The answer should be a single number: how many lines of the entries below hold the word "SÔNG".
————
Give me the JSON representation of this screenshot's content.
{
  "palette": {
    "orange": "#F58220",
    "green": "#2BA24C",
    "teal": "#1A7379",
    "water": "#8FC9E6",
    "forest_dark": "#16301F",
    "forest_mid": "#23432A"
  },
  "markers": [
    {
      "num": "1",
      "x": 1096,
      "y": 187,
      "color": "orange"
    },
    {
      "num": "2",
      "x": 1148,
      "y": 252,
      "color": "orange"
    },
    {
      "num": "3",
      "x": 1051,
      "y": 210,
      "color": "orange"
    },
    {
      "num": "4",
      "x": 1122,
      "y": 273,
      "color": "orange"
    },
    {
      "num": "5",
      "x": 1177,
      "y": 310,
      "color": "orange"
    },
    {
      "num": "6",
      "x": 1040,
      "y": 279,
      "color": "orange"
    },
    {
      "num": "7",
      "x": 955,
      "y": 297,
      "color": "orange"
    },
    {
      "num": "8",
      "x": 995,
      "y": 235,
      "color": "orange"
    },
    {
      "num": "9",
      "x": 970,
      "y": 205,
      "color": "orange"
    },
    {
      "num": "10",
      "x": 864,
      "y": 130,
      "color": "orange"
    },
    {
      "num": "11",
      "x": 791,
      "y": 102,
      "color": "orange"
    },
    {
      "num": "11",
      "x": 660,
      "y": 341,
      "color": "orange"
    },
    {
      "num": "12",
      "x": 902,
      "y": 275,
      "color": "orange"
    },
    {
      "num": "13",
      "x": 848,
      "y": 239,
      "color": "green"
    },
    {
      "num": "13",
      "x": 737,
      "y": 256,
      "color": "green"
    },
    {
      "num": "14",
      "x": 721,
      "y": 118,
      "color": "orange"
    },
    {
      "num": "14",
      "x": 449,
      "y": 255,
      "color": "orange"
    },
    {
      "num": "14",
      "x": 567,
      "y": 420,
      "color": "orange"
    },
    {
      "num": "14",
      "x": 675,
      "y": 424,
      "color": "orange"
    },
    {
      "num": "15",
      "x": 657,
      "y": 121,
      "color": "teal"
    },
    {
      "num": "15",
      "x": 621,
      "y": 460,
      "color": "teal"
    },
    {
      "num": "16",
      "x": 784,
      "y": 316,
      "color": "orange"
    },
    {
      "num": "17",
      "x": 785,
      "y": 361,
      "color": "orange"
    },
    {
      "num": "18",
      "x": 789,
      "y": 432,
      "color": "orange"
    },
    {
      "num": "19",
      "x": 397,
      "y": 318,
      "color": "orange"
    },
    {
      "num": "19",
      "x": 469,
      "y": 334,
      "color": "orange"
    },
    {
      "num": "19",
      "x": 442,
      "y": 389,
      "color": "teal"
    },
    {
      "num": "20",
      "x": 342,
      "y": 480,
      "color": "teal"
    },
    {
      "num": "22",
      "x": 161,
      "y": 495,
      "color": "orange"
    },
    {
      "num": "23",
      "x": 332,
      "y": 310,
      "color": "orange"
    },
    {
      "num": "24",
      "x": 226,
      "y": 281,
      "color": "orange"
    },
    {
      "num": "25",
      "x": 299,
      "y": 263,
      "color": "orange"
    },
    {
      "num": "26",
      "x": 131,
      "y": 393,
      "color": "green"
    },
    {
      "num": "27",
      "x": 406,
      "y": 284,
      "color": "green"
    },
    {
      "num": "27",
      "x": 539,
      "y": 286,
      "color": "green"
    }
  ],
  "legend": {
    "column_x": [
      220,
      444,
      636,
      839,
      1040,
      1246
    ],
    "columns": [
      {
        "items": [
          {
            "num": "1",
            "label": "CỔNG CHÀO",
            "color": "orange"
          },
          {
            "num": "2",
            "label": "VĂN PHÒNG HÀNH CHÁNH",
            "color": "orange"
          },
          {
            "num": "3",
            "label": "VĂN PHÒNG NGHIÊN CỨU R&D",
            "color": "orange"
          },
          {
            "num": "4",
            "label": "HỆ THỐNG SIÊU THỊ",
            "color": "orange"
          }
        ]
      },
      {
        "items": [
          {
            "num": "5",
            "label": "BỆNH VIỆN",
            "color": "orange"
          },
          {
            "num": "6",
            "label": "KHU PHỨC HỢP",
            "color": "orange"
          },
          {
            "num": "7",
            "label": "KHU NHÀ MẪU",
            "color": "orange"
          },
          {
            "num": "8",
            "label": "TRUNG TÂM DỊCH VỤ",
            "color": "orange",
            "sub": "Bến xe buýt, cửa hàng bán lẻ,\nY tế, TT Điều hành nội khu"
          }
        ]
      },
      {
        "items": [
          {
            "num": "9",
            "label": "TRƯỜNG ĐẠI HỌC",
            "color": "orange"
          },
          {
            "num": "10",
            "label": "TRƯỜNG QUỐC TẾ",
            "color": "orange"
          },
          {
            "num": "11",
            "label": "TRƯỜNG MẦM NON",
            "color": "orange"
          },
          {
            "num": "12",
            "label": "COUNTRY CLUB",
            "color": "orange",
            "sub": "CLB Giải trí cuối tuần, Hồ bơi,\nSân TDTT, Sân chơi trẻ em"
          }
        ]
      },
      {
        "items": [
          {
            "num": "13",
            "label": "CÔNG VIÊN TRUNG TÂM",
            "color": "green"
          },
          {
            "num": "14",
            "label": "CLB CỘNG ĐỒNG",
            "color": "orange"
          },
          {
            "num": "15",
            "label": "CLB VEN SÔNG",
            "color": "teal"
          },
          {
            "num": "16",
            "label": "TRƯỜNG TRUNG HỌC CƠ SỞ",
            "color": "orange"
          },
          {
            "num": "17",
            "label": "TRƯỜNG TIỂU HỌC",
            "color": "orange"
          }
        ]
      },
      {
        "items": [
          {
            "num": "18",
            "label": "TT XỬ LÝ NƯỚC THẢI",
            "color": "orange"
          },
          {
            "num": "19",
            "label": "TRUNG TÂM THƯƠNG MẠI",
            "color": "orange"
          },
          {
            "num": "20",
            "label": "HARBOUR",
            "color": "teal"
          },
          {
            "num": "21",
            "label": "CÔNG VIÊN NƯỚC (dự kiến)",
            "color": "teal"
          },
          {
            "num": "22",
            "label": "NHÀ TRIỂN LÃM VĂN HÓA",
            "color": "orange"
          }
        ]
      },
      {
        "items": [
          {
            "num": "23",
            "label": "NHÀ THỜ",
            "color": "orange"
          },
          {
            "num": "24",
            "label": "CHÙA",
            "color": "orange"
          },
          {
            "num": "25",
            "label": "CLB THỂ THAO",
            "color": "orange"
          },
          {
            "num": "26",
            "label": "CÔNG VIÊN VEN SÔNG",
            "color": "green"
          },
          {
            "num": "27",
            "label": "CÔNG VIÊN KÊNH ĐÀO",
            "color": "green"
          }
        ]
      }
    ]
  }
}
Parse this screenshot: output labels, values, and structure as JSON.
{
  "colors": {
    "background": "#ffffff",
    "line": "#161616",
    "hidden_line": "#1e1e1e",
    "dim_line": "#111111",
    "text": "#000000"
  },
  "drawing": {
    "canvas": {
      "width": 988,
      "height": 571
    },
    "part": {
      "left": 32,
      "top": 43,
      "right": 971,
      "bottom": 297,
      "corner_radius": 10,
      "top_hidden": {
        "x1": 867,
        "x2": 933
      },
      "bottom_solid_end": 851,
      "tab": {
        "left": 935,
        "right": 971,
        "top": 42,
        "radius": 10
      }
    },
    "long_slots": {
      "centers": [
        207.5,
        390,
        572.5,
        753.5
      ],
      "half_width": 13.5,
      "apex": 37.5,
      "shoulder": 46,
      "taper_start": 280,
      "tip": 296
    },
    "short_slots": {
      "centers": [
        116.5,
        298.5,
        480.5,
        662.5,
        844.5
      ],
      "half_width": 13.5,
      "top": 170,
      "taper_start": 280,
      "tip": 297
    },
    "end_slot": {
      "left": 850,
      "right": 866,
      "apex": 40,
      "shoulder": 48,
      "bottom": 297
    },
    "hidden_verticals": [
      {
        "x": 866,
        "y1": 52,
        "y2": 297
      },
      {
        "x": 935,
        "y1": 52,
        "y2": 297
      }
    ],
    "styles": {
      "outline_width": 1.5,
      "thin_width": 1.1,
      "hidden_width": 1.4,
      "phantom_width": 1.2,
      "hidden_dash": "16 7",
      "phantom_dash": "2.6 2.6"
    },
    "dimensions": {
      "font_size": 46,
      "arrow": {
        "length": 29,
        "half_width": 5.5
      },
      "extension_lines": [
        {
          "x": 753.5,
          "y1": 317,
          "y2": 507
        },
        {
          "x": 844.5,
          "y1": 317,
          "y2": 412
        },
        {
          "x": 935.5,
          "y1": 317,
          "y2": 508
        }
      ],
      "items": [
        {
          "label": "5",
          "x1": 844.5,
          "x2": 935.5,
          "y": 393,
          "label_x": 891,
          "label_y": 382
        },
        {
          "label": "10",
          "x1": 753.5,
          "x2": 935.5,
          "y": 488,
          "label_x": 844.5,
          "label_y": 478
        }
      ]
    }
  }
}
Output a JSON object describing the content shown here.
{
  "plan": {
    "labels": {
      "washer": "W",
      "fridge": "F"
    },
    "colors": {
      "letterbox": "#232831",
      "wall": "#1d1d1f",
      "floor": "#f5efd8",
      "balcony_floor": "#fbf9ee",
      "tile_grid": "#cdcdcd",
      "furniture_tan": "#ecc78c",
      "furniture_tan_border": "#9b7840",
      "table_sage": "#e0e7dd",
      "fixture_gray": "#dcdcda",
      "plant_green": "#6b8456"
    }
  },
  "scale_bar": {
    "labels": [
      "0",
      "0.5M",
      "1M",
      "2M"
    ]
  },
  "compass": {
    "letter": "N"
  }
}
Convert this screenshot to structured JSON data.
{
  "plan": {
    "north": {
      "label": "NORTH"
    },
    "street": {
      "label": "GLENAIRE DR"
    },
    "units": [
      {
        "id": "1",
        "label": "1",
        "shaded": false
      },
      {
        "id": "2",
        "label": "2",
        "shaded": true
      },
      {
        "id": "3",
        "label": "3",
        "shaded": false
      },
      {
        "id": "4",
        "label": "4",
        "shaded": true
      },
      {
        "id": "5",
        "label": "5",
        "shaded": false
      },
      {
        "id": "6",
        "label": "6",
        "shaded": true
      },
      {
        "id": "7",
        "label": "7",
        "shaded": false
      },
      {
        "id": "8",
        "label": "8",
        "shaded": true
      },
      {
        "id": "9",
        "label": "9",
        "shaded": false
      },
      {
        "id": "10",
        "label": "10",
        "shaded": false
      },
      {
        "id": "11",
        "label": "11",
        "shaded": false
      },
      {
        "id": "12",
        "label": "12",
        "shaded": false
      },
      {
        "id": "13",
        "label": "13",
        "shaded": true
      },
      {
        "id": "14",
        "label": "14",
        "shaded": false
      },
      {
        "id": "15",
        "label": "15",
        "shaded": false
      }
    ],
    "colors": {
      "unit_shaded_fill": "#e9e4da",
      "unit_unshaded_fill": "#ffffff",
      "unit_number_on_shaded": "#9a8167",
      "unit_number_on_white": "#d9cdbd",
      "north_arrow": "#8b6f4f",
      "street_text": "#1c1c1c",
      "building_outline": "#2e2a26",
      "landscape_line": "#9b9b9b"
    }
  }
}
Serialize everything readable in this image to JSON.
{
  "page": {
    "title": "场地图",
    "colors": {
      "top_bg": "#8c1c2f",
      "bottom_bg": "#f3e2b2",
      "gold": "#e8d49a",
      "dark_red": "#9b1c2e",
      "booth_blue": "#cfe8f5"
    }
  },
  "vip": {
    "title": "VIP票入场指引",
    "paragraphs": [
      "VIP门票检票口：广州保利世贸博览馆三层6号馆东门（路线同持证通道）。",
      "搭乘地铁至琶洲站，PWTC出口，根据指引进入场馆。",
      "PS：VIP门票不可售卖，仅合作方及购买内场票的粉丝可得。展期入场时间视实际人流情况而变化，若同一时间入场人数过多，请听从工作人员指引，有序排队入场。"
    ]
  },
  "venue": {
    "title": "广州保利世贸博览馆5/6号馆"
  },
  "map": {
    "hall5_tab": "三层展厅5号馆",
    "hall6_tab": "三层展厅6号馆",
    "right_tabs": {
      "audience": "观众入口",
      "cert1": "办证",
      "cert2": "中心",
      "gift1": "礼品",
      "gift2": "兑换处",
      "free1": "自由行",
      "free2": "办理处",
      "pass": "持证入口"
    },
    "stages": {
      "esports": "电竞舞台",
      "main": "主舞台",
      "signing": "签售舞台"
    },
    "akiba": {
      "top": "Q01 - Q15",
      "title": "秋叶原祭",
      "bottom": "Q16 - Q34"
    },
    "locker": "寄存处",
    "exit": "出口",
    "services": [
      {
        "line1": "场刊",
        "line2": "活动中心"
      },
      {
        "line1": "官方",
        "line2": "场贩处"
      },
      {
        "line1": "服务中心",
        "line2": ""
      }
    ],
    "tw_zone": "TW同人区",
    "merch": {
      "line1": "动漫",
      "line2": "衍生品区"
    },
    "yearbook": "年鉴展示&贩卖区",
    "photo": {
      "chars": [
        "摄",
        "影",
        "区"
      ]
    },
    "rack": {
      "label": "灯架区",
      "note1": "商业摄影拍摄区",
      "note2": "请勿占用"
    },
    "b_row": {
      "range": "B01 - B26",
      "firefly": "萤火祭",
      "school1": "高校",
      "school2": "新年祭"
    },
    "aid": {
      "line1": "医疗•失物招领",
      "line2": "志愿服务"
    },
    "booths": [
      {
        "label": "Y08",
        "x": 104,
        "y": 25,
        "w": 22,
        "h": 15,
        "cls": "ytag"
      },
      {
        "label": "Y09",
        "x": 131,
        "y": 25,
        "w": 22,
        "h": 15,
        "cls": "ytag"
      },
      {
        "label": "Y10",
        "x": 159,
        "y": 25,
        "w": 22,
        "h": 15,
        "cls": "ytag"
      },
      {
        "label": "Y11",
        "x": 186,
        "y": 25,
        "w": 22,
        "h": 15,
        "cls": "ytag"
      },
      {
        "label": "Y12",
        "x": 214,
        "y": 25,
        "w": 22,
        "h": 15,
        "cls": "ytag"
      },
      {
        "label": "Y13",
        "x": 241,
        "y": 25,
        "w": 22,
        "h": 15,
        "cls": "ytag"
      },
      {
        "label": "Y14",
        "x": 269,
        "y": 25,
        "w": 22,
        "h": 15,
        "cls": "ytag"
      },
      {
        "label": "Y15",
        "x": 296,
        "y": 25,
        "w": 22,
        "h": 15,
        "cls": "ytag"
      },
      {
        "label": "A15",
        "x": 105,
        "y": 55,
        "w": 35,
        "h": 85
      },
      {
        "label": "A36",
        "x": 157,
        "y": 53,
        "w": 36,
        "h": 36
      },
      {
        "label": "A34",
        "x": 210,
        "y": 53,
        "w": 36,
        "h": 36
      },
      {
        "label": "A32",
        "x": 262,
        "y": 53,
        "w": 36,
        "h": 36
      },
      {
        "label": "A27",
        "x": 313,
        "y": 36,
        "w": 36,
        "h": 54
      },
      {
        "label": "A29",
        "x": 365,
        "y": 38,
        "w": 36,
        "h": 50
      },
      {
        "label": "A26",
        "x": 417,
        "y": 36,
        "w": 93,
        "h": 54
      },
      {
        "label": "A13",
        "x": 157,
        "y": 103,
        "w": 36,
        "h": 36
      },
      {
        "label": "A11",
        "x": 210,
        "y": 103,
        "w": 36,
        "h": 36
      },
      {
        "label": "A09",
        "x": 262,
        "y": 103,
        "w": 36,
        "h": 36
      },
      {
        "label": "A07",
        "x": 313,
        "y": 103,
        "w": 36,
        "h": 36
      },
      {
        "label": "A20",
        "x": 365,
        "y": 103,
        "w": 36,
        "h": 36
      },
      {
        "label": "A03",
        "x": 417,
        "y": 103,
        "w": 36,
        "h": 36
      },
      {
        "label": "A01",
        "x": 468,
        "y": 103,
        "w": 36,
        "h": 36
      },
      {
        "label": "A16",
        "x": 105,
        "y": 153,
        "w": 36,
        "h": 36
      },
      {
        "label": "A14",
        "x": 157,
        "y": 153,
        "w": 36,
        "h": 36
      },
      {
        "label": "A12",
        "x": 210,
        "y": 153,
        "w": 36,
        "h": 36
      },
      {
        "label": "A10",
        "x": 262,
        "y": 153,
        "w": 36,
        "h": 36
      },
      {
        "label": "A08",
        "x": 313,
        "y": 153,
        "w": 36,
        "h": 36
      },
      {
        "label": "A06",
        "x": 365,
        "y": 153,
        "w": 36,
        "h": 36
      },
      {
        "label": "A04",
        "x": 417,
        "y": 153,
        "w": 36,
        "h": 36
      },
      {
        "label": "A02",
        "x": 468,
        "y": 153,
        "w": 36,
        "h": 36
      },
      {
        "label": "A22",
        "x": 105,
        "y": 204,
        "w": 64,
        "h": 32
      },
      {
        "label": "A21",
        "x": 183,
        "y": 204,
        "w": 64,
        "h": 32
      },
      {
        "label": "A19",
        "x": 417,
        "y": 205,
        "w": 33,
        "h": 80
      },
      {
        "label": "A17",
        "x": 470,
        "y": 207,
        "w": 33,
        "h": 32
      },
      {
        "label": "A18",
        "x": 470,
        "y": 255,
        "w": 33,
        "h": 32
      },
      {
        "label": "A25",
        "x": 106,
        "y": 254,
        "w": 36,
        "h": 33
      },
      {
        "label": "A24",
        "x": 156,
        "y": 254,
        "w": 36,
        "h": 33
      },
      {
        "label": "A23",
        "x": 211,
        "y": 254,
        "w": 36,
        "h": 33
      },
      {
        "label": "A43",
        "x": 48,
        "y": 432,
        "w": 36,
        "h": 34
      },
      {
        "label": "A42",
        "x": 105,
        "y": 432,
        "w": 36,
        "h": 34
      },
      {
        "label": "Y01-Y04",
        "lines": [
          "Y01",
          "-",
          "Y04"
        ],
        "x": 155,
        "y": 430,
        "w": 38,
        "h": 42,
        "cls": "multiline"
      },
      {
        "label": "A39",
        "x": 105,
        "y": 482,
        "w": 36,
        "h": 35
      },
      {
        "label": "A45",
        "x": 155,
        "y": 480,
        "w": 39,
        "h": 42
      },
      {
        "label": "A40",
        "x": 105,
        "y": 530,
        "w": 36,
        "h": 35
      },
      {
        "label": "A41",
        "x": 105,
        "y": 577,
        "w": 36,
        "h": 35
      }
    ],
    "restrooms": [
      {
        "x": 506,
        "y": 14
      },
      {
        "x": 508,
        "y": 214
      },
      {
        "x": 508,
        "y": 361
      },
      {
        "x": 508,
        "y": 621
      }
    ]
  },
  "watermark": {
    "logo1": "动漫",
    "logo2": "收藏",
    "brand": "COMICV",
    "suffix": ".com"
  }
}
————
Task output: 2